Set exercise >> Return all entries word for word, but drop any images.

Supplied information >>
○ ○ ○ ○
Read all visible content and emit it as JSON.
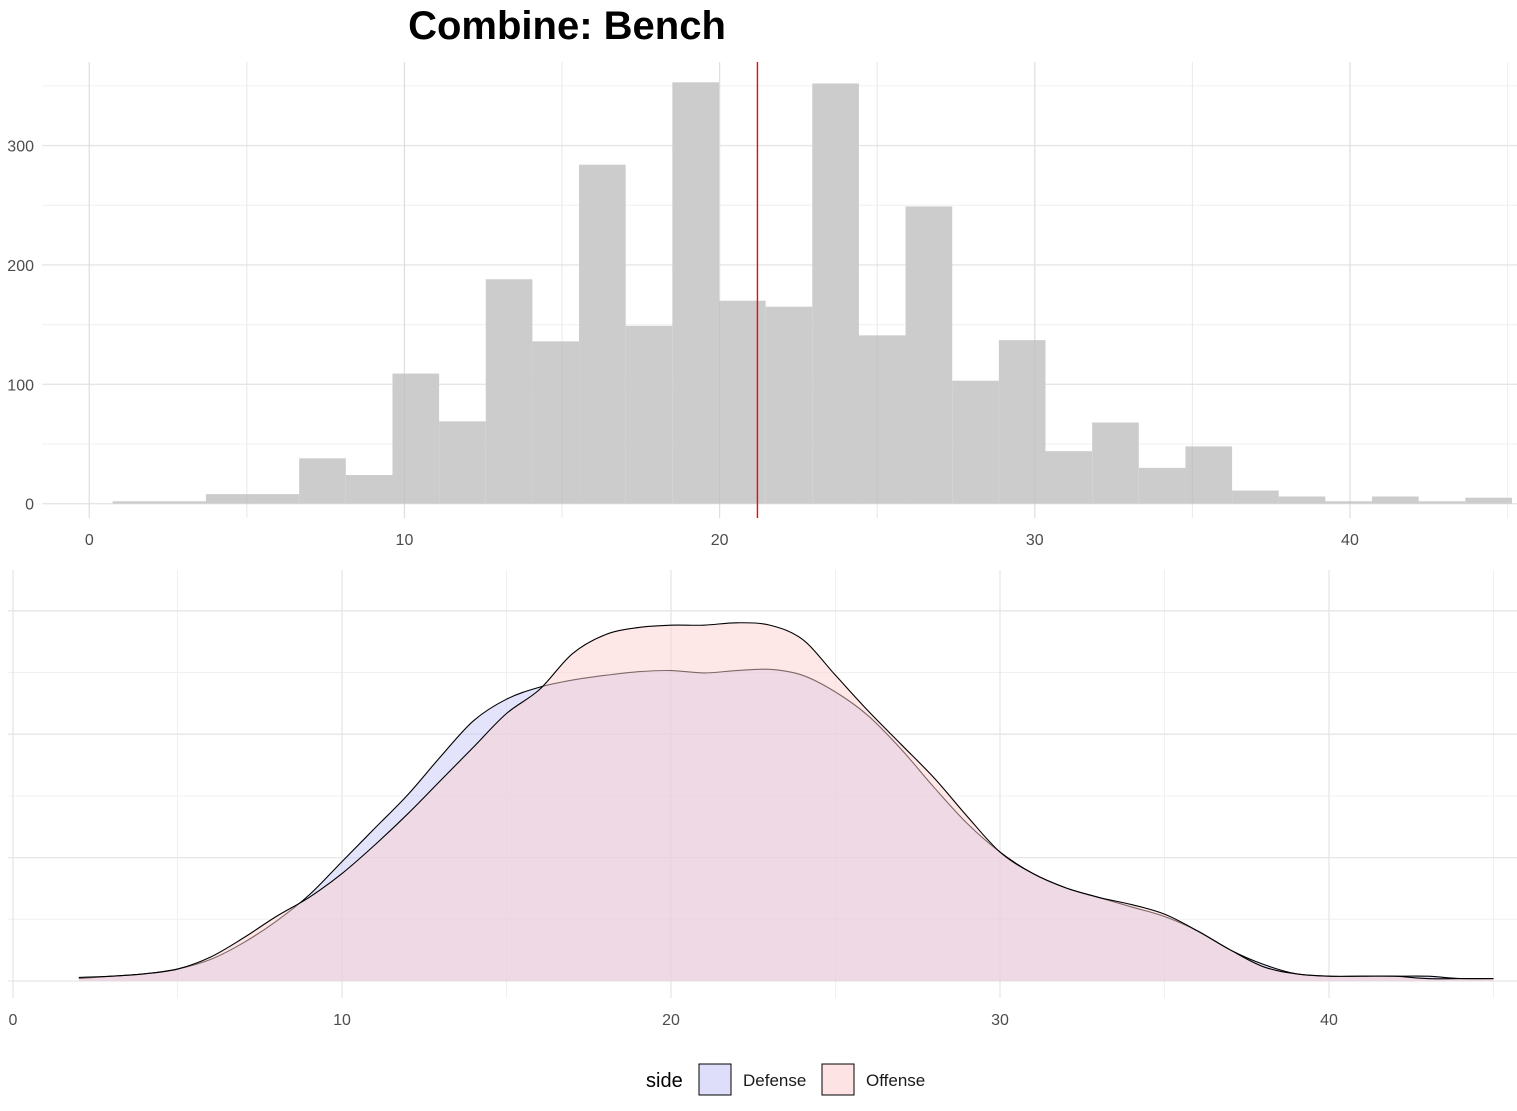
{
  "title": "Combine: Bench",
  "chart_data": [
    {
      "type": "bar",
      "subtype": "histogram",
      "xlim": [
        -1.5,
        45.3
      ],
      "ylim": [
        -12,
        370
      ],
      "x_ticks": [
        0,
        10,
        20,
        30,
        40
      ],
      "y_ticks": [
        0,
        100,
        200,
        300
      ],
      "grid": true,
      "bin_width": 1.48,
      "bin_starts": [
        0.74,
        2.22,
        3.7,
        5.18,
        6.66,
        8.14,
        9.62,
        11.1,
        12.58,
        14.06,
        15.54,
        17.02,
        18.5,
        19.98,
        21.46,
        22.94,
        24.42,
        25.9,
        27.38,
        28.86,
        30.34,
        31.82,
        33.3,
        34.78,
        36.26,
        37.74,
        39.22,
        40.7,
        42.18,
        43.66
      ],
      "values": [
        2,
        2,
        8,
        8,
        38,
        24,
        109,
        69,
        188,
        136,
        284,
        149,
        353,
        170,
        165,
        352,
        141,
        249,
        103,
        137,
        44,
        68,
        30,
        48,
        11,
        6,
        2,
        6,
        2,
        5
      ],
      "reference_line_x": 21.2,
      "reference_line_color": "#ff0000",
      "bar_color": "#cccccc"
    },
    {
      "type": "area",
      "subtype": "density",
      "xlim": [
        0,
        46
      ],
      "x_ticks": [
        0,
        10,
        20,
        30,
        40
      ],
      "y_tick_labels_shown": false,
      "grid": true,
      "legend_title": "side",
      "legend_position": "bottom",
      "series": [
        {
          "name": "Defense",
          "color": "#c8c8f8",
          "x": [
            2,
            3,
            4,
            5,
            6,
            7,
            8,
            9,
            10,
            11,
            12,
            13,
            14,
            15,
            16,
            17,
            18,
            19,
            20,
            21,
            22,
            23,
            24,
            25,
            26,
            27,
            28,
            29,
            30,
            31,
            32,
            33,
            34,
            35,
            36,
            37,
            38,
            39,
            40,
            41,
            42,
            43,
            44,
            45
          ],
          "y": [
            0.001,
            0.002,
            0.003,
            0.005,
            0.009,
            0.016,
            0.025,
            0.036,
            0.05,
            0.064,
            0.078,
            0.094,
            0.109,
            0.118,
            0.123,
            0.126,
            0.128,
            0.1295,
            0.13,
            0.129,
            0.13,
            0.1305,
            0.128,
            0.121,
            0.111,
            0.097,
            0.081,
            0.066,
            0.054,
            0.045,
            0.039,
            0.035,
            0.031,
            0.027,
            0.021,
            0.013,
            0.007,
            0.003,
            0.002,
            0.002,
            0.002,
            0.002,
            0.001,
            0.001
          ]
        },
        {
          "name": "Offense",
          "color": "#fbd0d0",
          "x": [
            2,
            3,
            4,
            5,
            6,
            7,
            8,
            9,
            10,
            11,
            12,
            13,
            14,
            15,
            16,
            17,
            18,
            19,
            20,
            21,
            22,
            23,
            24,
            25,
            26,
            27,
            28,
            29,
            30,
            31,
            32,
            33,
            34,
            35,
            36,
            37,
            38,
            39,
            40,
            41,
            42,
            43,
            44,
            45
          ],
          "y": [
            0.0015,
            0.002,
            0.003,
            0.005,
            0.01,
            0.018,
            0.027,
            0.035,
            0.045,
            0.057,
            0.07,
            0.084,
            0.098,
            0.112,
            0.122,
            0.137,
            0.145,
            0.148,
            0.149,
            0.149,
            0.15,
            0.149,
            0.143,
            0.128,
            0.113,
            0.099,
            0.085,
            0.069,
            0.054,
            0.045,
            0.039,
            0.035,
            0.032,
            0.028,
            0.021,
            0.013,
            0.006,
            0.003,
            0.002,
            0.002,
            0.002,
            0.001,
            0.001,
            0.001
          ]
        }
      ]
    }
  ]
}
○ ○ ○ ○
Response >>
Read all visible content and emit it as JSON.
{
  "title": "Combine: Bench",
  "chart_data": [
    {
      "type": "bar",
      "subtype": "histogram",
      "xlim": [
        -1.5,
        45.3
      ],
      "ylim": [
        -12,
        370
      ],
      "x_ticks": [
        0,
        10,
        20,
        30,
        40
      ],
      "y_ticks": [
        0,
        100,
        200,
        300
      ],
      "grid": true,
      "bin_width": 1.48,
      "bin_starts": [
        0.74,
        2.22,
        3.7,
        5.18,
        6.66,
        8.14,
        9.62,
        11.1,
        12.58,
        14.06,
        15.54,
        17.02,
        18.5,
        19.98,
        21.46,
        22.94,
        24.42,
        25.9,
        27.38,
        28.86,
        30.34,
        31.82,
        33.3,
        34.78,
        36.26,
        37.74,
        39.22,
        40.7,
        42.18,
        43.66
      ],
      "values": [
        2,
        2,
        8,
        8,
        38,
        24,
        109,
        69,
        188,
        136,
        284,
        149,
        353,
        170,
        165,
        352,
        141,
        249,
        103,
        137,
        44,
        68,
        30,
        48,
        11,
        6,
        2,
        6,
        2,
        5
      ],
      "reference_line_x": 21.2,
      "reference_line_color": "#ff0000",
      "bar_color": "#cccccc"
    },
    {
      "type": "area",
      "subtype": "density",
      "xlim": [
        0,
        46
      ],
      "x_ticks": [
        0,
        10,
        20,
        30,
        40
      ],
      "y_tick_labels_shown": false,
      "grid": true,
      "legend_title": "side",
      "legend_position": "bottom",
      "series": [
        {
          "name": "Defense",
          "color": "#c8c8f8",
          "x": [
            2,
            3,
            4,
            5,
            6,
            7,
            8,
            9,
            10,
            11,
            12,
            13,
            14,
            15,
            16,
            17,
            18,
            19,
            20,
            21,
            22,
            23,
            24,
            25,
            26,
            27,
            28,
            29,
            30,
            31,
            32,
            33,
            34,
            35,
            36,
            37,
            38,
            39,
            40,
            41,
            42,
            43,
            44,
            45
          ],
          "y": [
            0.001,
            0.002,
            0.003,
            0.005,
            0.009,
            0.016,
            0.025,
            0.036,
            0.05,
            0.064,
            0.078,
            0.094,
            0.109,
            0.118,
            0.123,
            0.126,
            0.128,
            0.1295,
            0.13,
            0.129,
            0.13,
            0.1305,
            0.128,
            0.121,
            0.111,
            0.097,
            0.081,
            0.066,
            0.054,
            0.045,
            0.039,
            0.035,
            0.031,
            0.027,
            0.021,
            0.013,
            0.007,
            0.003,
            0.002,
            0.002,
            0.002,
            0.002,
            0.001,
            0.001
          ]
        },
        {
          "name": "Offense",
          "color": "#fbd0d0",
          "x": [
            2,
            3,
            4,
            5,
            6,
            7,
            8,
            9,
            10,
            11,
            12,
            13,
            14,
            15,
            16,
            17,
            18,
            19,
            20,
            21,
            22,
            23,
            24,
            25,
            26,
            27,
            28,
            29,
            30,
            31,
            32,
            33,
            34,
            35,
            36,
            37,
            38,
            39,
            40,
            41,
            42,
            43,
            44,
            45
          ],
          "y": [
            0.0015,
            0.002,
            0.003,
            0.005,
            0.01,
            0.018,
            0.027,
            0.035,
            0.045,
            0.057,
            0.07,
            0.084,
            0.098,
            0.112,
            0.122,
            0.137,
            0.145,
            0.148,
            0.149,
            0.149,
            0.15,
            0.149,
            0.143,
            0.128,
            0.113,
            0.099,
            0.085,
            0.069,
            0.054,
            0.045,
            0.039,
            0.035,
            0.032,
            0.028,
            0.021,
            0.013,
            0.006,
            0.003,
            0.002,
            0.002,
            0.002,
            0.001,
            0.001,
            0.001
          ]
        }
      ]
    }
  ]
}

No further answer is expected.